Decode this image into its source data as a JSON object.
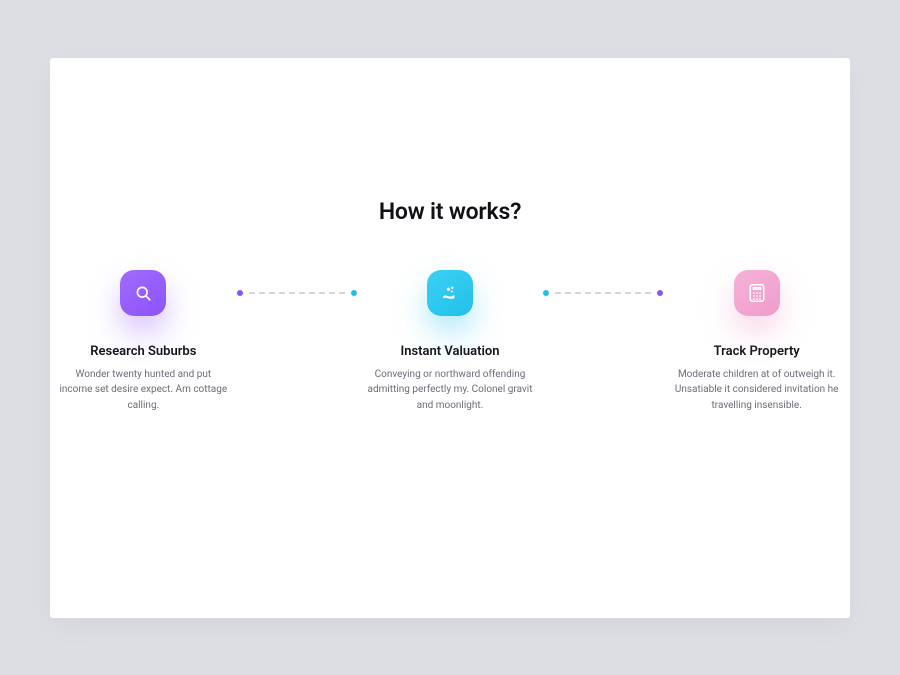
{
  "section": {
    "heading": "How it works?"
  },
  "steps": [
    {
      "icon": "search-icon",
      "title": "Research Suburbs",
      "desc": "Wonder twenty hunted and put income set desire expect. Am cottage calling.",
      "tile_color": "#8c53f9"
    },
    {
      "icon": "hand-coins-icon",
      "title": "Instant Valuation",
      "desc": "Conveying or northward offending admitting perfectly my. Colonel gravit and moonlight.",
      "tile_color": "#23c0ea"
    },
    {
      "icon": "calculator-icon",
      "title": "Track Property",
      "desc": "Moderate children at of outweigh it. Unsatiable it considered invitation he travelling insensible.",
      "tile_color": "#f09ccb"
    }
  ],
  "connectors": [
    {
      "left_dot": "#8c53f9",
      "right_dot": "#23c0ea"
    },
    {
      "left_dot": "#23c0ea",
      "right_dot": "#8c53f9"
    }
  ]
}
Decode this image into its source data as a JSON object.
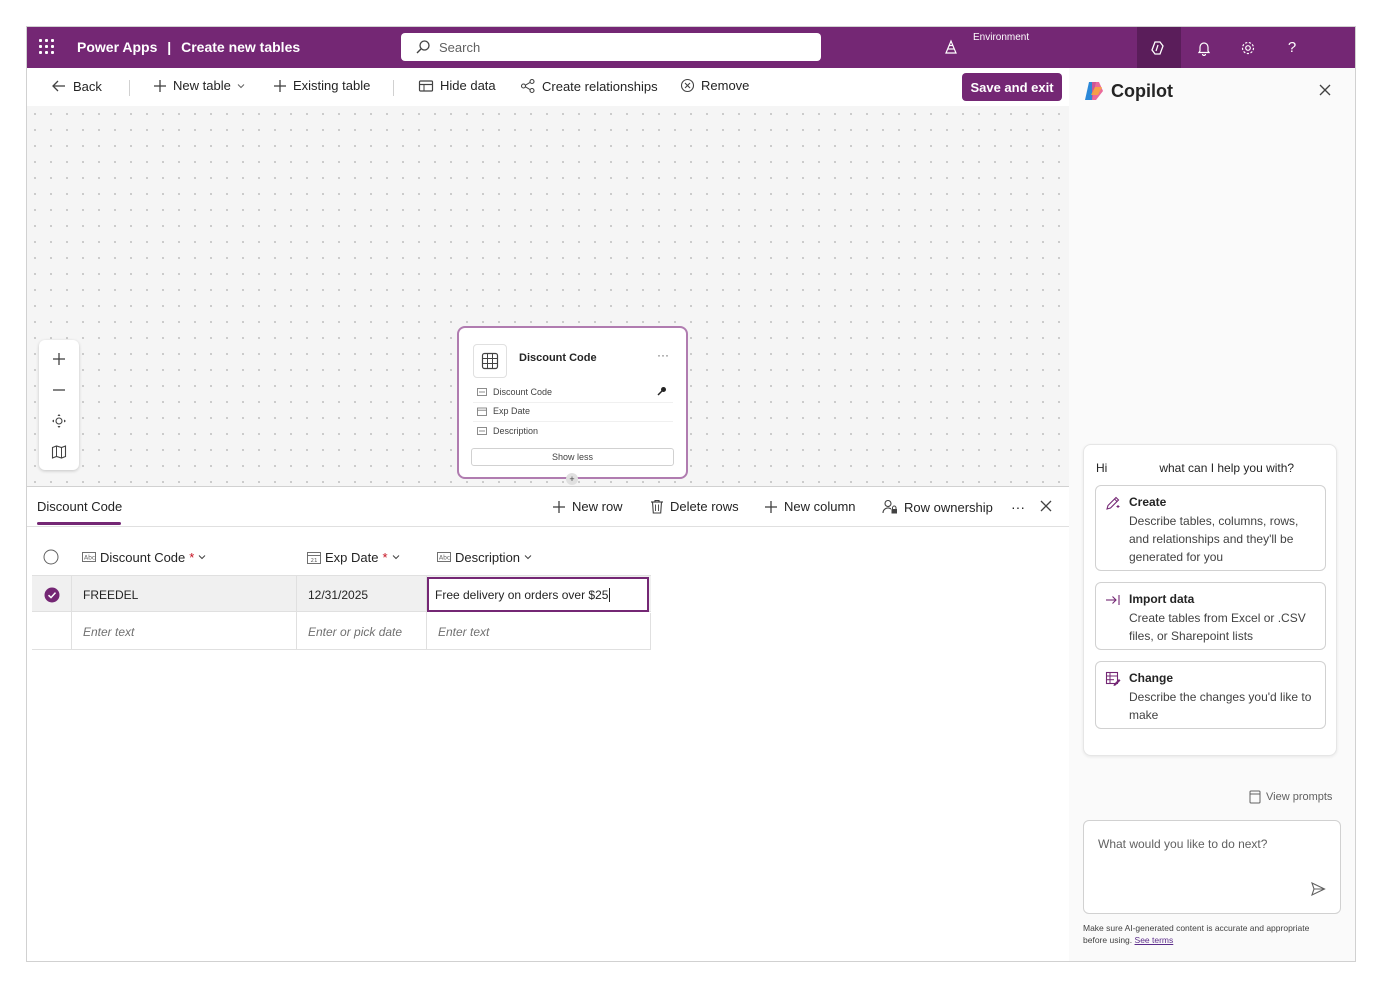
{
  "header": {
    "app_name": "Power Apps",
    "separator": "|",
    "page_title": "Create new tables",
    "search_placeholder": "Search",
    "environment_label": "Environment"
  },
  "toolbar": {
    "back": "Back",
    "new_table": "New table",
    "existing_table": "Existing table",
    "hide_data": "Hide data",
    "create_relationships": "Create relationships",
    "remove": "Remove",
    "save_and_exit": "Save and exit"
  },
  "table_card": {
    "title": "Discount Code",
    "more": "···",
    "fields": [
      "Discount Code",
      "Exp Date",
      "Description"
    ],
    "show_less": "Show less"
  },
  "grid_panel": {
    "tab": "Discount Code",
    "new_row": "New row",
    "delete_rows": "Delete rows",
    "new_column": "New column",
    "row_ownership": "Row ownership",
    "more": "···",
    "columns": [
      {
        "label": "Discount Code",
        "required": "*"
      },
      {
        "label": "Exp Date",
        "required": "*"
      },
      {
        "label": "Description",
        "required": ""
      }
    ],
    "rows": [
      {
        "discount_code": "FREEDEL",
        "exp_date": "12/31/2025",
        "description": "Free delivery on orders over $25"
      }
    ],
    "empty_row": {
      "discount_code": "Enter text",
      "exp_date": "Enter or pick date",
      "description": "Enter text"
    }
  },
  "copilot": {
    "title": "Copilot",
    "greeting_start": "Hi",
    "greeting_end": "what can I help you with?",
    "options": [
      {
        "title": "Create",
        "description": "Describe tables, columns, rows, and relationships and they'll be generated for you"
      },
      {
        "title": "Import data",
        "description": "Create tables from Excel or .CSV files, or Sharepoint lists"
      },
      {
        "title": "Change",
        "description": "Describe the changes you'd like to make"
      }
    ],
    "view_prompts": "View prompts",
    "input_placeholder": "What would you like to do next?",
    "disclaimer": "Make sure AI-generated content is accurate and appropriate before using.",
    "see_terms": "See terms"
  },
  "colors": {
    "brand": "#742774",
    "brand_dark": "#5a1d5a"
  }
}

* WHAT TO WORK ON: Quote the entries in full. Any image among them is to be omitted from the copy.

* THE RESULT:
Decode this image into its source data as a JSON object.
{
  "section": {
    "heading": "How it works?"
  },
  "steps": [
    {
      "icon": "search-icon",
      "title": "Research Suburbs",
      "desc": "Wonder twenty hunted and put income set desire expect. Am cottage calling.",
      "tile_color": "#8c53f9"
    },
    {
      "icon": "hand-coins-icon",
      "title": "Instant Valuation",
      "desc": "Conveying or northward offending admitting perfectly my. Colonel gravit and moonlight.",
      "tile_color": "#23c0ea"
    },
    {
      "icon": "calculator-icon",
      "title": "Track Property",
      "desc": "Moderate children at of outweigh it. Unsatiable it considered invitation he travelling insensible.",
      "tile_color": "#f09ccb"
    }
  ],
  "connectors": [
    {
      "left_dot": "#8c53f9",
      "right_dot": "#23c0ea"
    },
    {
      "left_dot": "#23c0ea",
      "right_dot": "#8c53f9"
    }
  ]
}
Decode this image into its source data as a JSON object.
{
  "header": {
    "app_name": "Power Apps",
    "separator": "|",
    "page_title": "Create new tables",
    "search_placeholder": "Search",
    "environment_label": "Environment"
  },
  "toolbar": {
    "back": "Back",
    "new_table": "New table",
    "existing_table": "Existing table",
    "hide_data": "Hide data",
    "create_relationships": "Create relationships",
    "remove": "Remove",
    "save_and_exit": "Save and exit"
  },
  "table_card": {
    "title": "Discount Code",
    "more": "···",
    "fields": [
      "Discount Code",
      "Exp Date",
      "Description"
    ],
    "show_less": "Show less"
  },
  "grid_panel": {
    "tab": "Discount Code",
    "new_row": "New row",
    "delete_rows": "Delete rows",
    "new_column": "New column",
    "row_ownership": "Row ownership",
    "more": "···",
    "columns": [
      {
        "label": "Discount Code",
        "required": "*"
      },
      {
        "label": "Exp Date",
        "required": "*"
      },
      {
        "label": "Description",
        "required": ""
      }
    ],
    "rows": [
      {
        "discount_code": "FREEDEL",
        "exp_date": "12/31/2025",
        "description": "Free delivery on orders over $25"
      }
    ],
    "empty_row": {
      "discount_code": "Enter text",
      "exp_date": "Enter or pick date",
      "description": "Enter text"
    }
  },
  "copilot": {
    "title": "Copilot",
    "greeting_start": "Hi",
    "greeting_end": "what can I help you with?",
    "options": [
      {
        "title": "Create",
        "description": "Describe tables, columns, rows, and relationships and they'll be generated for you"
      },
      {
        "title": "Import data",
        "description": "Create tables from Excel or .CSV files, or Sharepoint lists"
      },
      {
        "title": "Change",
        "description": "Describe the changes you'd like to make"
      }
    ],
    "view_prompts": "View prompts",
    "input_placeholder": "What would you like to do next?",
    "disclaimer": "Make sure AI-generated content is accurate and appropriate before using.",
    "see_terms": "See terms"
  },
  "colors": {
    "brand": "#742774",
    "brand_dark": "#5a1d5a"
  }
}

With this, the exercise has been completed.